**Work to do:** The entries below are to be transcribed in full, without their images.

**Record excerpts:**
<<<<

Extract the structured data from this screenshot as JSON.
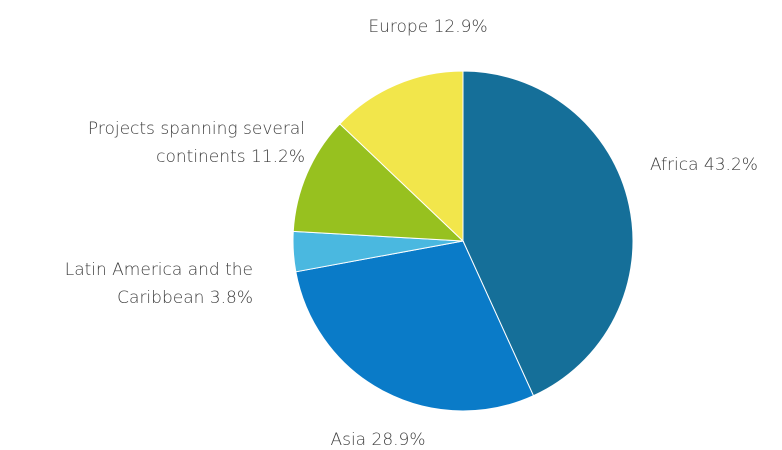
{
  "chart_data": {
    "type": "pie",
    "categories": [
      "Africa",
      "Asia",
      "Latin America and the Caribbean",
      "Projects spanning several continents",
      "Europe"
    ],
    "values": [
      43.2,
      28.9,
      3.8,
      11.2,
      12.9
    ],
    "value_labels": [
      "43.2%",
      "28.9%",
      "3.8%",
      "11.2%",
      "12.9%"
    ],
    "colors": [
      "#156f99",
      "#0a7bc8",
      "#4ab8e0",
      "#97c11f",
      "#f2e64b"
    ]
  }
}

>>>>

**Solution:**
Extract the structured data from this screenshot as JSON.
{
  "chart_data": {
    "type": "pie",
    "categories": [
      "Africa",
      "Asia",
      "Latin America and the Caribbean",
      "Projects spanning several continents",
      "Europe"
    ],
    "values": [
      43.2,
      28.9,
      3.8,
      11.2,
      12.9
    ],
    "value_labels": [
      "43.2%",
      "28.9%",
      "3.8%",
      "11.2%",
      "12.9%"
    ],
    "colors": [
      "#156f99",
      "#0a7bc8",
      "#4ab8e0",
      "#97c11f",
      "#f2e64b"
    ]
  }
}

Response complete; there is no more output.